Stored data:
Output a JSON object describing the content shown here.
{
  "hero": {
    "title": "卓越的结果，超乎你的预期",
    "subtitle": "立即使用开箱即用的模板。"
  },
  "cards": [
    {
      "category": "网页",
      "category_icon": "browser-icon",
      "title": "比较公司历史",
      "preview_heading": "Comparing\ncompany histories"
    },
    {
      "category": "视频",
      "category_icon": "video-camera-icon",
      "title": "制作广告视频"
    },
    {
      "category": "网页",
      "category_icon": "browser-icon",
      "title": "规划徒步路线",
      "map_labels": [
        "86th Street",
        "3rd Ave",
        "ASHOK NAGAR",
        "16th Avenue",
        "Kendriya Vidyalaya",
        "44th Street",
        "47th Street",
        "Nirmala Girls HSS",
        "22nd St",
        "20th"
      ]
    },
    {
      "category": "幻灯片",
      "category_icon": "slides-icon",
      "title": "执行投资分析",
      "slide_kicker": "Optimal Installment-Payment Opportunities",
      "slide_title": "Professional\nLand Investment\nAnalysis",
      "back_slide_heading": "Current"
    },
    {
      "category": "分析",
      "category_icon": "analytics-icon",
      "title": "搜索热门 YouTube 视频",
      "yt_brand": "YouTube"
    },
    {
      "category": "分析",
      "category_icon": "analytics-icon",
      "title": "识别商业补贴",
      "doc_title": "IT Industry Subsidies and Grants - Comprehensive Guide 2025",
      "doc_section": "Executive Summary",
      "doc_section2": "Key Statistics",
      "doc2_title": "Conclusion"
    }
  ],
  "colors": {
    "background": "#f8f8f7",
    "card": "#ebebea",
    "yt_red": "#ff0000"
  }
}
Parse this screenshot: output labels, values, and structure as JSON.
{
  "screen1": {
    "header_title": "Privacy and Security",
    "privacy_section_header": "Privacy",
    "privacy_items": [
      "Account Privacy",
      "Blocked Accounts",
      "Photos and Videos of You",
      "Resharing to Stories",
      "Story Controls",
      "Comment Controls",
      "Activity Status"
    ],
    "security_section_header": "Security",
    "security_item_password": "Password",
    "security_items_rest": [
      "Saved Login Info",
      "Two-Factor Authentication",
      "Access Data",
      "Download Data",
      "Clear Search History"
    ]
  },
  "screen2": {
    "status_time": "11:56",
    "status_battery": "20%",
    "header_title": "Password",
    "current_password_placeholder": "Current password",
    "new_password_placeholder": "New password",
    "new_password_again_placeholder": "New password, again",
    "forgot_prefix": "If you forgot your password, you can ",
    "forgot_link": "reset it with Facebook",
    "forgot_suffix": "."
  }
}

Instructions to follow:
Starting from the line containing "Parse this screenshot: output" and ending with the final line of the data, reproduce each line exactly as it appears, including no other lines.

Problem solution:
Parse this screenshot: output labels, values, and structure as JSON.
{
  "screen1": {
    "header_title": "Privacy and Security",
    "privacy_section_header": "Privacy",
    "privacy_items": [
      "Account Privacy",
      "Blocked Accounts",
      "Photos and Videos of You",
      "Resharing to Stories",
      "Story Controls",
      "Comment Controls",
      "Activity Status"
    ],
    "security_section_header": "Security",
    "security_item_password": "Password",
    "security_items_rest": [
      "Saved Login Info",
      "Two-Factor Authentication",
      "Access Data",
      "Download Data",
      "Clear Search History"
    ]
  },
  "screen2": {
    "status_time": "11:56",
    "status_battery": "20%",
    "header_title": "Password",
    "current_password_placeholder": "Current password",
    "new_password_placeholder": "New password",
    "new_password_again_placeholder": "New password, again",
    "forgot_prefix": "If you forgot your password, you can ",
    "forgot_link": "reset it with Facebook",
    "forgot_suffix": "."
  }
}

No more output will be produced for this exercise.